*The request*:
Starting at the line that contains "Read out every word on this page.", copy each line through the end of the listing below. Include both ends and output nothing more.

*Task inputs*:
=======
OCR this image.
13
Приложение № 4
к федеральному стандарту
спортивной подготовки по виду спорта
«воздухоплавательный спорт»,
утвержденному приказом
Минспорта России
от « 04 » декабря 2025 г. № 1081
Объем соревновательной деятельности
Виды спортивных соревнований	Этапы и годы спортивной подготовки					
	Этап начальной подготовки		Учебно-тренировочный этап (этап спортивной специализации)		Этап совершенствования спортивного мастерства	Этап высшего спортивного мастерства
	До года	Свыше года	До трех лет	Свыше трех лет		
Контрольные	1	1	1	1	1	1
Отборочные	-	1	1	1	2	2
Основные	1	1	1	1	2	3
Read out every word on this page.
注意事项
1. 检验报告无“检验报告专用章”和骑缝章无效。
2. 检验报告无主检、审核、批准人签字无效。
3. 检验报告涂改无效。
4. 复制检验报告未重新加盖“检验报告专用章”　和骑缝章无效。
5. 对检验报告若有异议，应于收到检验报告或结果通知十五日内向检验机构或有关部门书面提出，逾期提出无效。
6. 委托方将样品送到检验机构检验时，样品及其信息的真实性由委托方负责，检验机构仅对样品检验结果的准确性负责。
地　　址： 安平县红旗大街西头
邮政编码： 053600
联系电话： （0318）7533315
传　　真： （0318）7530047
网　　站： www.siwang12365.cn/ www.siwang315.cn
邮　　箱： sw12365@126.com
=======
*Task solution*:
Read out every word on this page.
注意事项
1. 检验报告无“检验报告专用章”和骑缝章无效。
2. 检验报告无主检、审核、批准人签字无效。
3. 检验报告涂改无效。
4. 复制检验报告未重新加盖“检验报告专用章”　和骑缝章无效。
5. 对检验报告若有异议，应于收到检验报告或结果通知十五日内向检验机构或有关部门书面提出，逾期提出无效。
6. 委托方将样品送到检验机构检验时，样品及其信息的真实性由委托方负责，检验机构仅对样品检验结果的准确性负责。
地　　址： 安平县红旗大街西头
邮政编码： 053600
联系电话： （0318）7533315
传　　真： （0318）7530047
网　　站： www.siwang12365.cn/ www.siwang315.cn
邮　　箱： sw12365@126.com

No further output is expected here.